[BEGIN Data lines]

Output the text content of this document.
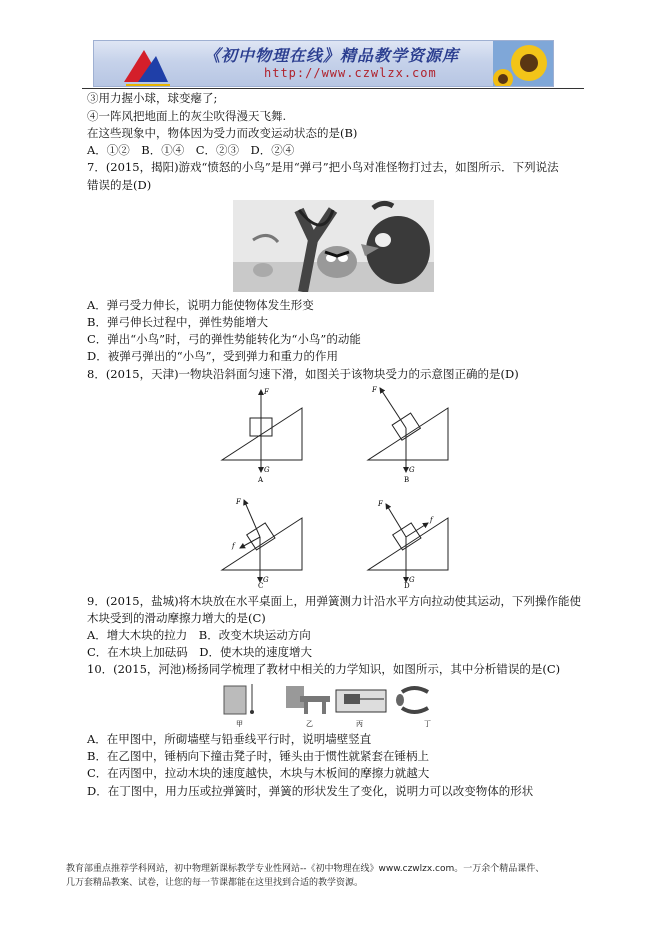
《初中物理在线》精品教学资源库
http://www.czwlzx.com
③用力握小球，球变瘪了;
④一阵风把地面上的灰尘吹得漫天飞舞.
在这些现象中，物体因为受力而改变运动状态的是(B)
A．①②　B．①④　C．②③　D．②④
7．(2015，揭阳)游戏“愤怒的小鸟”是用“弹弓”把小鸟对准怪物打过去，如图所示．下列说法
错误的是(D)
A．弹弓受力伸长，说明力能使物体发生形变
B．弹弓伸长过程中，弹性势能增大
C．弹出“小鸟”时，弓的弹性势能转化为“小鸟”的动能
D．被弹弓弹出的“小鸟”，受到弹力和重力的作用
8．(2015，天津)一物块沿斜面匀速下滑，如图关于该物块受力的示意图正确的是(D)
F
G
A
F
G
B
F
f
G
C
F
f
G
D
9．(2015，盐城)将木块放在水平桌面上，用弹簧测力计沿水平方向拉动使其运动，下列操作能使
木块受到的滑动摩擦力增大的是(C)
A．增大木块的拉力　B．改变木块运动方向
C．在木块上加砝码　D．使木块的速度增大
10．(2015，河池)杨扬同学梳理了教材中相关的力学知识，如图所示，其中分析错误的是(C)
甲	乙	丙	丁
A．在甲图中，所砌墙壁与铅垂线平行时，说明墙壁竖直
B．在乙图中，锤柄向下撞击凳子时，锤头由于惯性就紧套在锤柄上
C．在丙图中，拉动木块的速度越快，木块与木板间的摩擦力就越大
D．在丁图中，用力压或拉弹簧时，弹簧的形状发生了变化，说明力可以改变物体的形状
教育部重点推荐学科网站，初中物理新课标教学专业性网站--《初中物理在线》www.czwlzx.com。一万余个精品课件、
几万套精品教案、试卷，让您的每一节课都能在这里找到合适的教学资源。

[END Data lines]
[BEGIN Data lines]

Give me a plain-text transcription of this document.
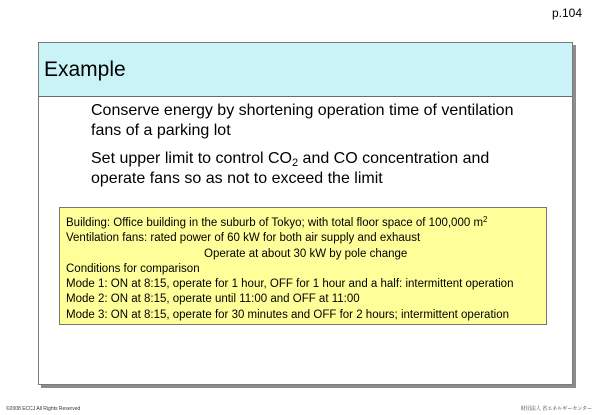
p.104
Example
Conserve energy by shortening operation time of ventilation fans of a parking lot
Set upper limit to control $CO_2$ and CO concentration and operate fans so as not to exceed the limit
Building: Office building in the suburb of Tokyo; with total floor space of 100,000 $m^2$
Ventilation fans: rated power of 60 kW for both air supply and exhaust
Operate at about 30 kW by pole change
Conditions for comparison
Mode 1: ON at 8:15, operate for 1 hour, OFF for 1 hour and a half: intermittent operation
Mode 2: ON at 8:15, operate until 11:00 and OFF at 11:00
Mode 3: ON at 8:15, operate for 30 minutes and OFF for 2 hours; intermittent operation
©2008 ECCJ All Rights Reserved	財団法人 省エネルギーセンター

[END Data lines]
[BEGIN Data lines]

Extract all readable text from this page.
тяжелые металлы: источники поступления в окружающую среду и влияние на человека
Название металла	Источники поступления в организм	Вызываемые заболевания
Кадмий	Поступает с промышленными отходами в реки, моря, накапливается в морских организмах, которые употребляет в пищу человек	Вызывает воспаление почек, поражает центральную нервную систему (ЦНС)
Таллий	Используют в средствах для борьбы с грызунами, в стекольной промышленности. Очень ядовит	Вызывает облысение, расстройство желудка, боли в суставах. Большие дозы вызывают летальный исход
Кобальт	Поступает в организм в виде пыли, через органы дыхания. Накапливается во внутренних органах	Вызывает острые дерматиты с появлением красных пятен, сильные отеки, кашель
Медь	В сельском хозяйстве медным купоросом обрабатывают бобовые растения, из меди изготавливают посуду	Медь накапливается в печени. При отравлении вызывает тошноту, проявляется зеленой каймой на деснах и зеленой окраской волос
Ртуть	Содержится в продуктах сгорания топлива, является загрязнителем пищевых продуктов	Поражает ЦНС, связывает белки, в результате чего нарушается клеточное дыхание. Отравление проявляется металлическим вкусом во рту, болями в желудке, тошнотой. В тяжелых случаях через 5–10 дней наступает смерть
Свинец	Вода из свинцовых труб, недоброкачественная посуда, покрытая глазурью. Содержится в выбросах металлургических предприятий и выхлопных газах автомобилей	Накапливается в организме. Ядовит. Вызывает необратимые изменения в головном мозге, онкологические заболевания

[END Data lines]

» **Given task**:
Go through the data above and find the lines with the word "intermittent". Copy each of those lines.

» **Task response**:
Mode 1: ON at 8:15, operate for 1 hour, OFF for 1 hour and a half: intermittent operation
Mode 3: ON at 8:15, operate for 30 minutes and OFF for 2 hours; intermittent operation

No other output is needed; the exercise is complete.